→ **MATERIAL FOR THIS TASK**:
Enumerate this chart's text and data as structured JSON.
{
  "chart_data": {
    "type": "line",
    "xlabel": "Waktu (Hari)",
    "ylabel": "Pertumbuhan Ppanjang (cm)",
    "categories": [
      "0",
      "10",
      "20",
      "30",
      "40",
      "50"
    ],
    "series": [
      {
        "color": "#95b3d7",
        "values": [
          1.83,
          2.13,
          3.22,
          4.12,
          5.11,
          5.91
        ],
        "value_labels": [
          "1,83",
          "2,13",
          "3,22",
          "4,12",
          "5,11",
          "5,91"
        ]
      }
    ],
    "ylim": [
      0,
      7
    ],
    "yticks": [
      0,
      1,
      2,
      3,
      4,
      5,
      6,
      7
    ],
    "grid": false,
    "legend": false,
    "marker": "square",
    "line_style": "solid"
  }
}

→ **THE EXERCISE**: Repeat every entry exactly as written above.

→ **TASK RESPONSE**:
Enumerate this chart's text and data as structured JSON.
{
  "chart_data": {
    "type": "line",
    "xlabel": "Waktu (Hari)",
    "ylabel": "Pertumbuhan Ppanjang (cm)",
    "categories": [
      "0",
      "10",
      "20",
      "30",
      "40",
      "50"
    ],
    "series": [
      {
        "color": "#95b3d7",
        "values": [
          1.83,
          2.13,
          3.22,
          4.12,
          5.11,
          5.91
        ],
        "value_labels": [
          "1,83",
          "2,13",
          "3,22",
          "4,12",
          "5,11",
          "5,91"
        ]
      }
    ],
    "ylim": [
      0,
      7
    ],
    "yticks": [
      0,
      1,
      2,
      3,
      4,
      5,
      6,
      7
    ],
    "grid": false,
    "legend": false,
    "marker": "square",
    "line_style": "solid"
  }
}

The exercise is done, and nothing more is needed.